**What to do**: Reproduce the records below exactly as they appear, omitting any pictures they contain.

• • •

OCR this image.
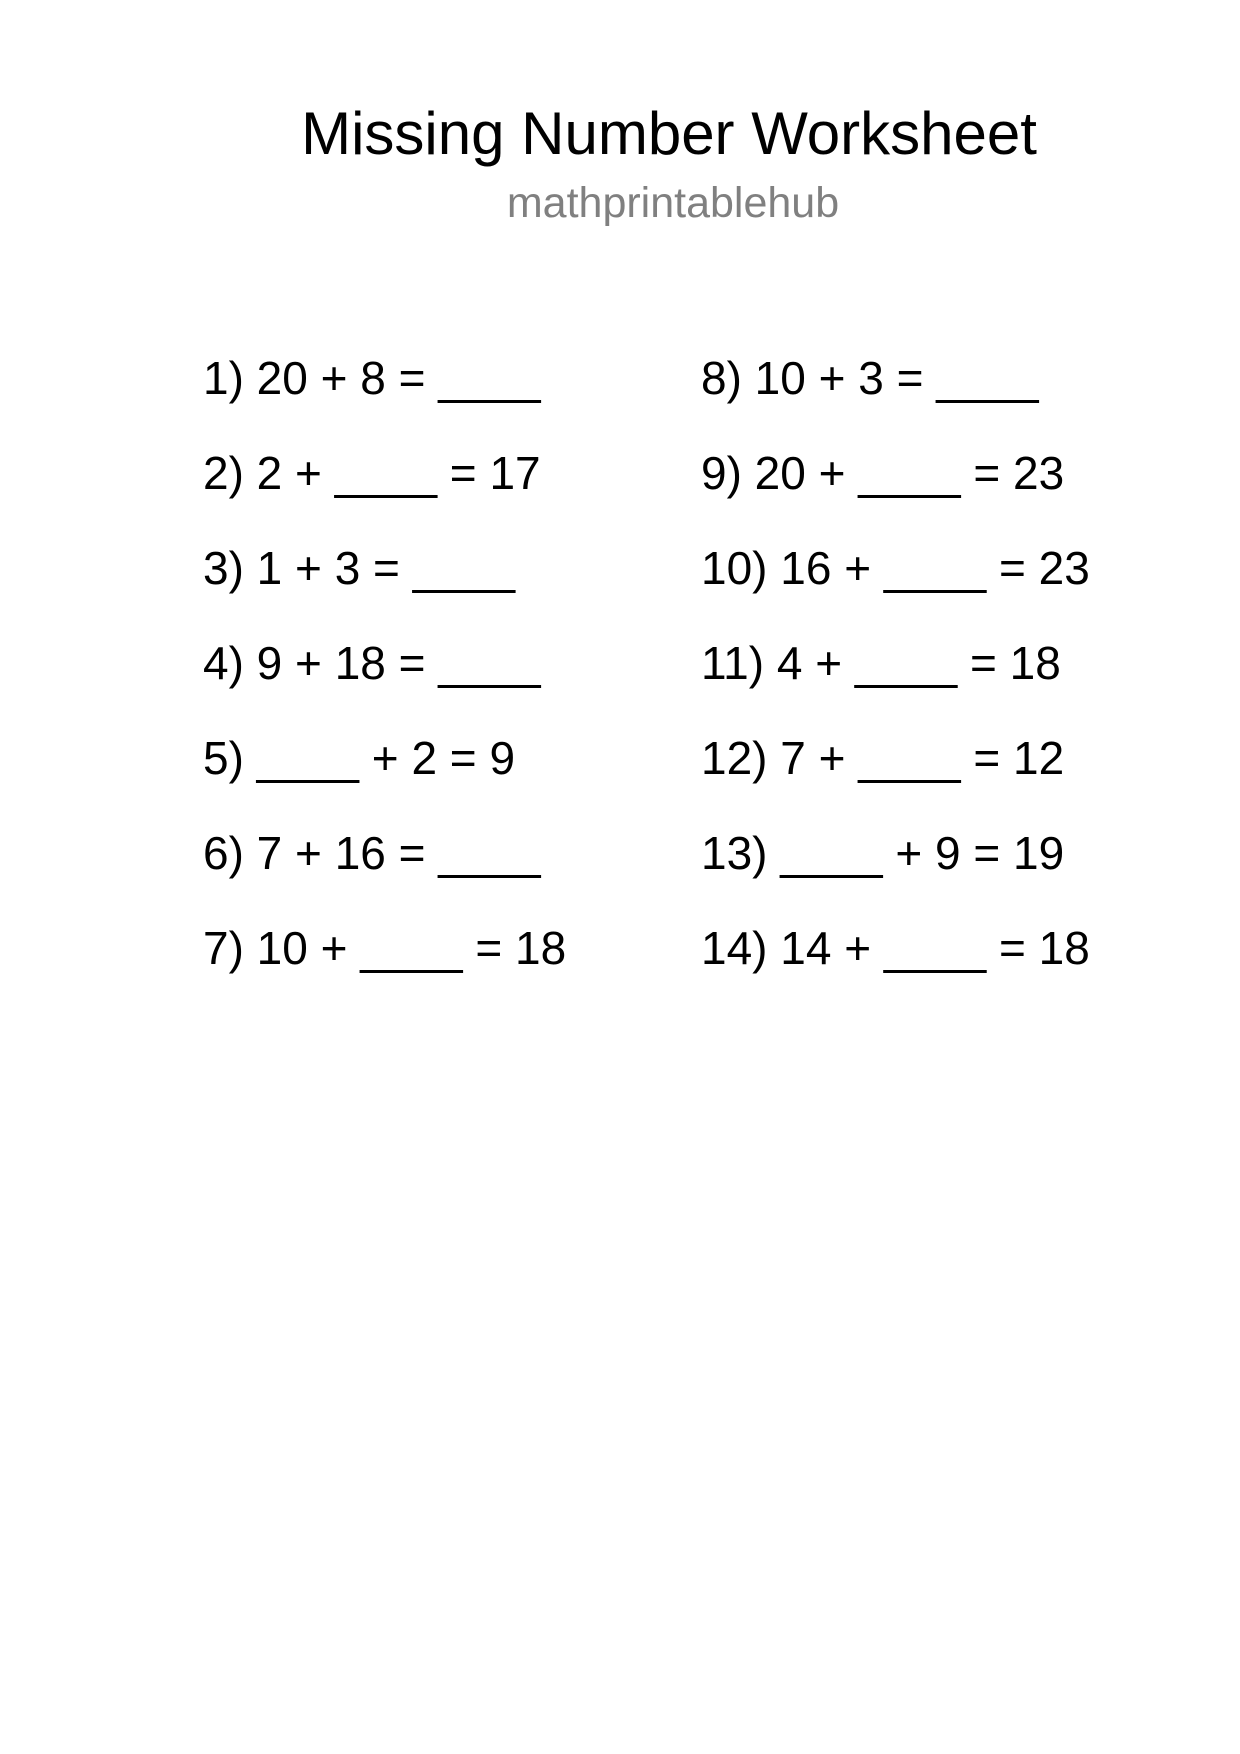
Missing Number Worksheet
mathprintablehub
1) 20 + 8 = ____
2) 2 + ____ = 17
3) 1 + 3 = ____
4) 9 + 18 = ____
5) ____ + 2 = 9
6) 7 + 16 = ____
7) 10 + ____ = 18
8) 10 + 3 = ____
9) 20 + ____ = 23
10) 16 + ____ = 23
11) 4 + ____ = 18
12) 7 + ____ = 12
13) ____ + 9 = 19
14) 14 + ____ = 18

• • •

**Solution for this problem**:
OCR this image.
Missing Number Worksheet
mathprintablehub
1) 20 + 8 = ____
2) 2 + ____ = 17
3) 1 + 3 = ____
4) 9 + 18 = ____
5) ____ + 2 = 9
6) 7 + 16 = ____
7) 10 + ____ = 18
8) 10 + 3 = ____
9) 20 + ____ = 23
10) 16 + ____ = 23
11) 4 + ____ = 18
12) 7 + ____ = 12
13) ____ + 9 = 19
14) 14 + ____ = 18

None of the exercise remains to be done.